Additionally, remember that just about every handy spray you could pack is going to be extremely drying. There are some injuries, namely burns, where this will actually slow the healing process and could even cause further damage. If you’re not confident in your ability to distinguish between degrees of burns, please just put the spray away and use cold, clean water until you can see a trained medic.
5. Echinacea and Vitamin C
Whatever works for you at home when you’re starting to come down with a cold—pack it. And pack enough to share. If you’re traveling with kids, take extra.
I also really love Rescue Remedy for everything from emotional exhaustion to the beginnings of a head cold. Keep in mind the little things that make you comfortable when your body needs to fight off sickness and consider bringing a few bags of your favorite tea (or try out this tea made simply from ginger crystals and boiling water).
6. Aloe Vera
If you’re headed off to sunnier lands, you may have already thought to pack a bottle of aloe, but keep in mind that severe sun burns can quickly develop into more serious complications past that initial discomfort. If you do find yourself or someone in your party complaining of sunburns still hot to the touch, it’s important to take seriously that a day in the sun can raise body temperature and lead to heat stroke. Help your burns heal in between sunbathing sessions by slathering on the aloe at night and drinking plenty of water.
I love to mix aloe with lavender for its cooling effect and with some (fresh!) St. John’s Wort to help sooth the skin. A tincture of St. John’s Wort is also a fabulous thing to have on hand for longer trips if you’re prone to anxiety or mild depression. This plant-based supplement acts as a mood stabilizer when taken internally with water and when applied to the skin, it can can be useful to calm rashes and bug bites in addition to sun burns.

Questions:
1 > Answer these questions about the passage on packing remedies for travel:
(a) If you can't tell the degrees of burns apart, what should you use instead of a drying spray?
(b) What does the writer use Rescue Remedy for?
(c) What two things does the writer like to mix with aloe?
2 > Can you retype the part of the passage on packing remedies for travel that opens with the words containing "5. Echinacea and" and closes with "and boiling water)."?
3 > Can you continue the passage on packing remedies for travel from the point where it stops?
The dataset entries have no connection to the passage above.

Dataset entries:
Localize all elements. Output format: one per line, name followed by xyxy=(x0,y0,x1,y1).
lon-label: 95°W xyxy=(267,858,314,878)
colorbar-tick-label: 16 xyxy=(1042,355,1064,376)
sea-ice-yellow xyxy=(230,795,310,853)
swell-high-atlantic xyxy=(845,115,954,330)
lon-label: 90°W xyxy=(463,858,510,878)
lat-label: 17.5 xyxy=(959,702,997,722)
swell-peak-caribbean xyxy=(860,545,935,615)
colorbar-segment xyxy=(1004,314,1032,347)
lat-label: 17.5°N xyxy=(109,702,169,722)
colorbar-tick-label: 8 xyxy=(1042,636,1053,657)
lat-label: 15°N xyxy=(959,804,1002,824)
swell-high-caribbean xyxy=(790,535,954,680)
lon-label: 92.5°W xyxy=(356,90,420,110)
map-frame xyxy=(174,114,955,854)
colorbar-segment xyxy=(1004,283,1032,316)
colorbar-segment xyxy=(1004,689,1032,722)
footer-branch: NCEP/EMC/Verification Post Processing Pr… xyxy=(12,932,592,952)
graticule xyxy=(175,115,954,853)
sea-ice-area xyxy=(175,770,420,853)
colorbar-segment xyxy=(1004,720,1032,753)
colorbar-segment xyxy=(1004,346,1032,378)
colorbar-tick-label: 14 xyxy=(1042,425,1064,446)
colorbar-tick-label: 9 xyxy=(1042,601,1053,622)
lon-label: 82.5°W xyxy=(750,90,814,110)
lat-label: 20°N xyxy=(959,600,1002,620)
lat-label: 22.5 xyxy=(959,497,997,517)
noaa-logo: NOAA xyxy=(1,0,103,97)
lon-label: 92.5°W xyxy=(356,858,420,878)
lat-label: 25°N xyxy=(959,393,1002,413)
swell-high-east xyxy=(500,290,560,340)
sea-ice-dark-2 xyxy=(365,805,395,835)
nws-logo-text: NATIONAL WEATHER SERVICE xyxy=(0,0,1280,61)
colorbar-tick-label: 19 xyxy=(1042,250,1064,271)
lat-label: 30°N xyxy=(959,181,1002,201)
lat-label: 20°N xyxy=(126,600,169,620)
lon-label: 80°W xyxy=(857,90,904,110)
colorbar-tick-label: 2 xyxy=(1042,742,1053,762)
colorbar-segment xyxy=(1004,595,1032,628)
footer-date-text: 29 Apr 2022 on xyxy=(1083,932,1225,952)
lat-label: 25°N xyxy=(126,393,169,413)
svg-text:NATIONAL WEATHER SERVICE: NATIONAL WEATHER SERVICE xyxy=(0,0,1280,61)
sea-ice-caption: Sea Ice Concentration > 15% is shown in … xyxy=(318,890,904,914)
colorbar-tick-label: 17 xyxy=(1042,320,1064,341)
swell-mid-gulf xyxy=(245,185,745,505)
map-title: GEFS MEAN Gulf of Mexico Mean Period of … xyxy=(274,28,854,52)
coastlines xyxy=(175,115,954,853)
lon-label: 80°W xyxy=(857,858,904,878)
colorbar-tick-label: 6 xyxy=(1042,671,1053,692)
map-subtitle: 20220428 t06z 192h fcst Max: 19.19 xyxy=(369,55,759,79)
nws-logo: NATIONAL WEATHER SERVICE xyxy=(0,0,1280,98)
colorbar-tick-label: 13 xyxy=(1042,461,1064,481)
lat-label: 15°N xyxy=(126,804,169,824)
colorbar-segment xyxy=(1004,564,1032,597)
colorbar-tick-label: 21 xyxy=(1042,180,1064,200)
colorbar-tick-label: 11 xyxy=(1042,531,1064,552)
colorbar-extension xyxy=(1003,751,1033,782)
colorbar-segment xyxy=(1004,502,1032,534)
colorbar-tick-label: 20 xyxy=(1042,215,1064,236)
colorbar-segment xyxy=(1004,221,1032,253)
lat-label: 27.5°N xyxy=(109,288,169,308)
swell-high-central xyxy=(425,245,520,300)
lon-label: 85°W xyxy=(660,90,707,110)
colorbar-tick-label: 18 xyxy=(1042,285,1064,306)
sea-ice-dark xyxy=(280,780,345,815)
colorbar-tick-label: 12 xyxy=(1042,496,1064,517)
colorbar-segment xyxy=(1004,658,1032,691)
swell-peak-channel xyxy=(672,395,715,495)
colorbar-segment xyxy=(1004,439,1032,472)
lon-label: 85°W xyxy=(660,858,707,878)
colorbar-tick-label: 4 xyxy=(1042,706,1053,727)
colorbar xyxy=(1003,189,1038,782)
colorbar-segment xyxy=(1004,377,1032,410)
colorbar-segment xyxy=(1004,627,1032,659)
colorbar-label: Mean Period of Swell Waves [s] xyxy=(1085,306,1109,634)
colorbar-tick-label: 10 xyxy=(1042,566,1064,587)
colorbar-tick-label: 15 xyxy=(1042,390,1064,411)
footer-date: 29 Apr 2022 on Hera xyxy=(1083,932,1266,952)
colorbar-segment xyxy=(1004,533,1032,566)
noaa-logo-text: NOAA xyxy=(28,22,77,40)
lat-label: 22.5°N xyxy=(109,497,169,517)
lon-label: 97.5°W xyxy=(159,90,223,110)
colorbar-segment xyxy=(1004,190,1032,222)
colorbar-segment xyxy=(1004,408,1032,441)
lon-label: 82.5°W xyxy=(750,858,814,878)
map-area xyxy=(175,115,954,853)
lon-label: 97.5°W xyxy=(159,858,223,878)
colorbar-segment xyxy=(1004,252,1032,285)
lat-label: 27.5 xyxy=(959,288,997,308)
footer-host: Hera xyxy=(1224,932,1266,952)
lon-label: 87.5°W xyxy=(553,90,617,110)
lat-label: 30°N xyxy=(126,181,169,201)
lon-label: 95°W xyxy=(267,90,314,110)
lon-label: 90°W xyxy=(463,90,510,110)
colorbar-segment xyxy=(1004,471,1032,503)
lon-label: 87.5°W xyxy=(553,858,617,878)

Responses to the tasks:
1 >
(a) Cold, clean water, until you can see a trained medic.
(b) Everything from emotional exhaustion to the beginnings of a head cold.
(c) Lavender and (fresh) St. John's Wort.

2 >
5. Echinacea and Vitamin C
Whatever works for you at home when you’re starting to come down with a cold—pack it. And pack enough to share. If you’re traveling with kids, take extra.
I also really love Rescue Remedy for everything from emotional exhaustion to the beginnings of a head cold. Keep in mind the little things that make you comfortable when your body needs to fight off sickness and consider bringing a few bags of your favorite tea (or try out this tea made simply from ginger crystals and boiling water).

3 >
No shocker here—a headache can really ruin a day of sightseeing. Most headaches are caused by stress or dehydration, so double your water intake and consider popping an aspirin if the pain is hindering your ability to function. While there’s something to be said to avoiding pain relievers as a preventative measure in itself, it’s is often not the best time to ‘try and tough it out’ while you’re traveling. If you’re in a new place, you want to be on your game and fully awake and aware. If you choose a different pain reliever, make sure it’s non-drowsy to avoid compounding jet lag and losing a day (or three).
Aspirin is my go-to and its easy to find small doses to avoid taking too much. You can also crush it up in water to apply topically in a compress. As magical as it is, though, remember that aspirin is a blood thinner. Always communicate to a medical professional if you’ve been taking it and try to keep track of the dosage you’re taking.
8. Probiotics and anti-nausea pills
There are lots of options for non-refrigerated probiotic supplements (again—check those expiration dates!) and if you’re going to be eating adventurously, you might be glad you have a back-up plan. Travel can be extremely stressful for even the most seasoned wanderer, so don’t be too surprised if you have some stress-induced nausea even if you’re not feeling particularly out of your element.
Ginger candies can serve for everything from nausea to mild altitude sickness and ginger is also high in vitamins to help bolster your immune system (this is an excellent opportunity to take another quick look at that tea I mentioned earlier). Peppermint chewing gum is also a great way to calm nerves and settle an upset stomach.
Outfitted with a Travel First Aid Kit and a few supplementary necessities, you’ll be ready to take care of the common ailments encountered while traveling. Doing your research and packing carefully will free up your mind to focus on more important things. Once you’ve packed your kit, you can confidently forge into the great wide world ready to experience all of the highs, and fight off any low, that may come with it.